Exercise task: The records that follow are to be transcribed in full, without their images.

Data entries for graphics

####

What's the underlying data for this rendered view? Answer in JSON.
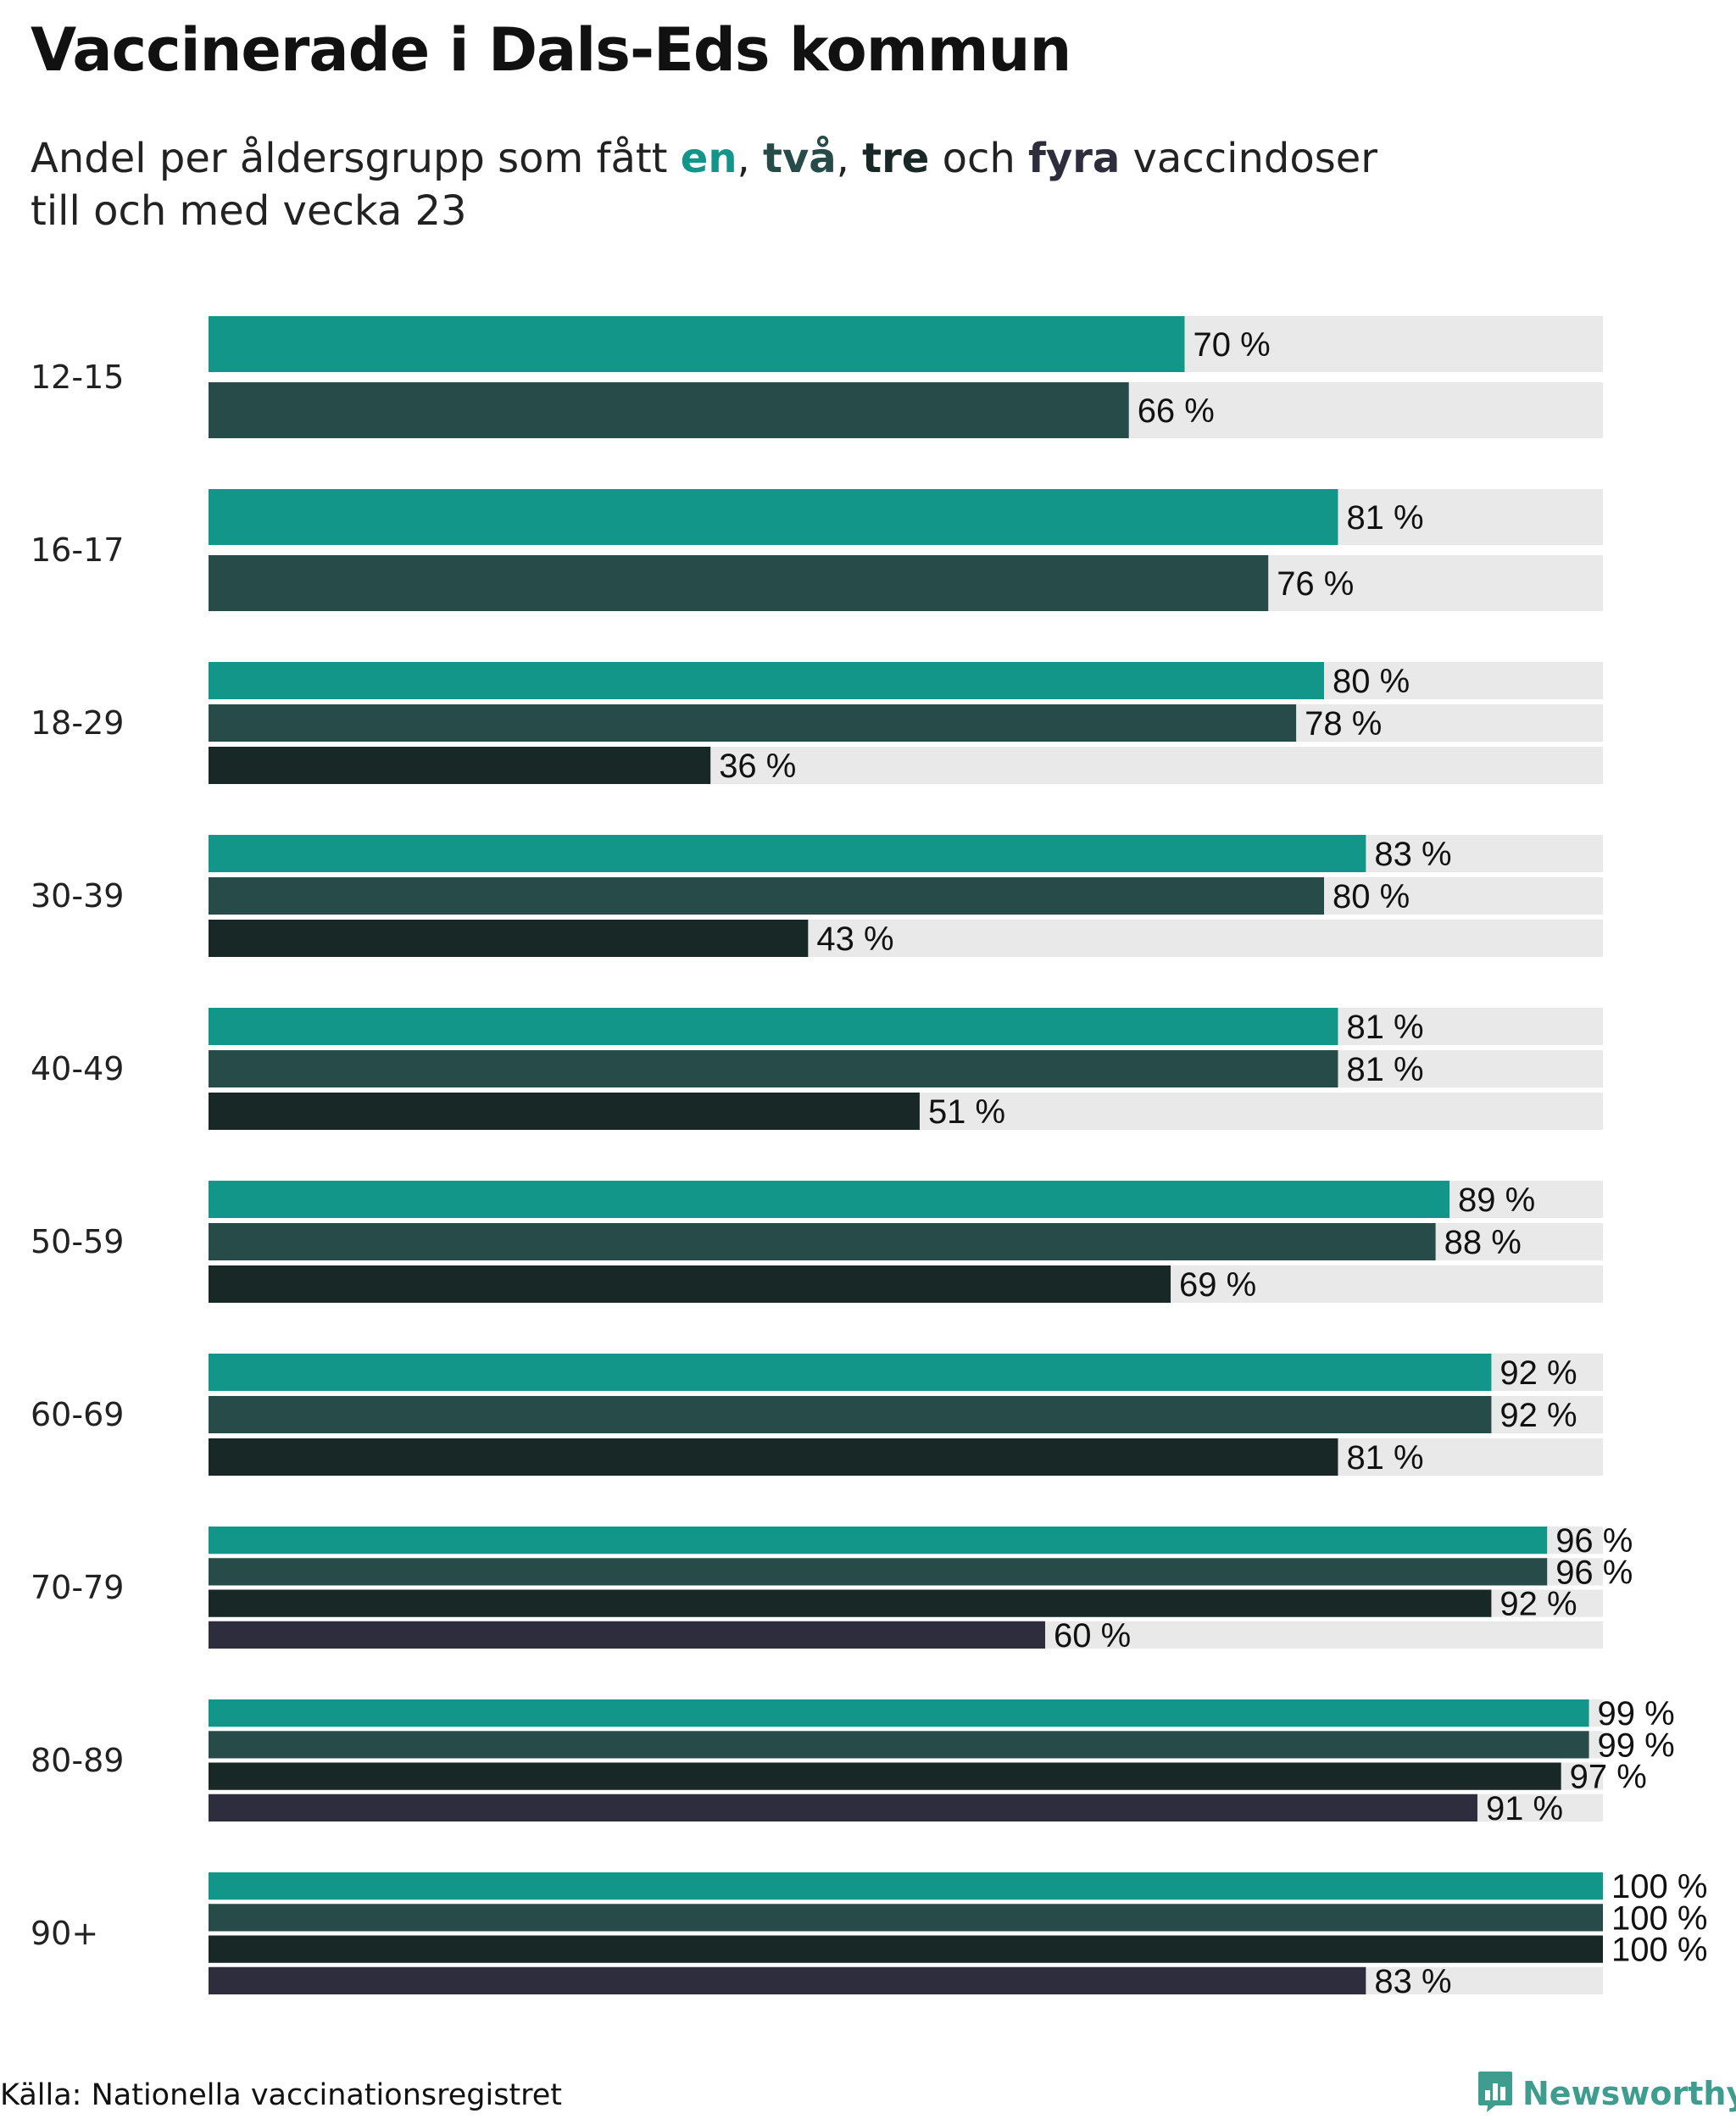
{
  "header": {
    "title": "Vaccinerade i Dals-Eds kommun",
    "subtitle_part1": "Andel per åldersgrupp som fått ",
    "kw_one": "en",
    "sep1": ", ",
    "kw_two": "två",
    "sep2": ", ",
    "kw_three": "tre",
    "sep3": " och ",
    "kw_four": "fyra",
    "subtitle_part2": " vaccindoser",
    "subtitle_line2": "till och med vecka 23"
  },
  "footer": {
    "source": "Källa: Nationella vaccinationsregistret",
    "brand": "Newsworthy",
    "brand_icon": "bar-chart-icon"
  },
  "colors": {
    "one_dose": "#12968a",
    "two_doses": "#264b49",
    "three_doses": "#182827",
    "four_doses": "#2e2d3d",
    "track": "#e9e9e9",
    "brand": "#3f9d8f"
  },
  "chart_data": {
    "type": "bar",
    "orientation": "horizontal",
    "value_unit": "%",
    "xlim": [
      0,
      100
    ],
    "categories": [
      "12-15",
      "16-17",
      "18-29",
      "30-39",
      "40-49",
      "50-59",
      "60-69",
      "70-79",
      "80-89",
      "90+"
    ],
    "series": [
      {
        "name": "en",
        "values": [
          70,
          81,
          80,
          83,
          81,
          89,
          92,
          96,
          99,
          100
        ]
      },
      {
        "name": "två",
        "values": [
          66,
          76,
          78,
          80,
          81,
          88,
          92,
          96,
          99,
          100
        ]
      },
      {
        "name": "tre",
        "values": [
          null,
          null,
          36,
          43,
          51,
          69,
          81,
          92,
          97,
          100
        ]
      },
      {
        "name": "fyra",
        "values": [
          null,
          null,
          null,
          null,
          null,
          null,
          null,
          60,
          91,
          83
        ]
      }
    ],
    "value_labels": [
      [
        "70 %",
        "66 %"
      ],
      [
        "81 %",
        "76 %"
      ],
      [
        "80 %",
        "78 %",
        "36 %"
      ],
      [
        "83 %",
        "80 %",
        "43 %"
      ],
      [
        "81 %",
        "81 %",
        "51 %"
      ],
      [
        "89 %",
        "88 %",
        "69 %"
      ],
      [
        "92 %",
        "92 %",
        "81 %"
      ],
      [
        "96 %",
        "96 %",
        "92 %",
        "60 %"
      ],
      [
        "99 %",
        "99 %",
        "97 %",
        "91 %"
      ],
      [
        "100 %",
        "100 %",
        "100 %",
        "83 %"
      ]
    ],
    "grid": false,
    "legend": "none"
  }
}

####

Task response:
What's the underlying data for this rendered view? Answer in JSON.
{
  "header": {
    "title": "Vaccinerade i Dals-Eds kommun",
    "subtitle_part1": "Andel per åldersgrupp som fått ",
    "kw_one": "en",
    "sep1": ", ",
    "kw_two": "två",
    "sep2": ", ",
    "kw_three": "tre",
    "sep3": " och ",
    "kw_four": "fyra",
    "subtitle_part2": " vaccindoser",
    "subtitle_line2": "till och med vecka 23"
  },
  "footer": {
    "source": "Källa: Nationella vaccinationsregistret",
    "brand": "Newsworthy",
    "brand_icon": "bar-chart-icon"
  },
  "colors": {
    "one_dose": "#12968a",
    "two_doses": "#264b49",
    "three_doses": "#182827",
    "four_doses": "#2e2d3d",
    "track": "#e9e9e9",
    "brand": "#3f9d8f"
  },
  "chart_data": {
    "type": "bar",
    "orientation": "horizontal",
    "value_unit": "%",
    "xlim": [
      0,
      100
    ],
    "categories": [
      "12-15",
      "16-17",
      "18-29",
      "30-39",
      "40-49",
      "50-59",
      "60-69",
      "70-79",
      "80-89",
      "90+"
    ],
    "series": [
      {
        "name": "en",
        "values": [
          70,
          81,
          80,
          83,
          81,
          89,
          92,
          96,
          99,
          100
        ]
      },
      {
        "name": "två",
        "values": [
          66,
          76,
          78,
          80,
          81,
          88,
          92,
          96,
          99,
          100
        ]
      },
      {
        "name": "tre",
        "values": [
          null,
          null,
          36,
          43,
          51,
          69,
          81,
          92,
          97,
          100
        ]
      },
      {
        "name": "fyra",
        "values": [
          null,
          null,
          null,
          null,
          null,
          null,
          null,
          60,
          91,
          83
        ]
      }
    ],
    "value_labels": [
      [
        "70 %",
        "66 %"
      ],
      [
        "81 %",
        "76 %"
      ],
      [
        "80 %",
        "78 %",
        "36 %"
      ],
      [
        "83 %",
        "80 %",
        "43 %"
      ],
      [
        "81 %",
        "81 %",
        "51 %"
      ],
      [
        "89 %",
        "88 %",
        "69 %"
      ],
      [
        "92 %",
        "92 %",
        "81 %"
      ],
      [
        "96 %",
        "96 %",
        "92 %",
        "60 %"
      ],
      [
        "99 %",
        "99 %",
        "97 %",
        "91 %"
      ],
      [
        "100 %",
        "100 %",
        "100 %",
        "83 %"
      ]
    ],
    "grid": false,
    "legend": "none"
  }
}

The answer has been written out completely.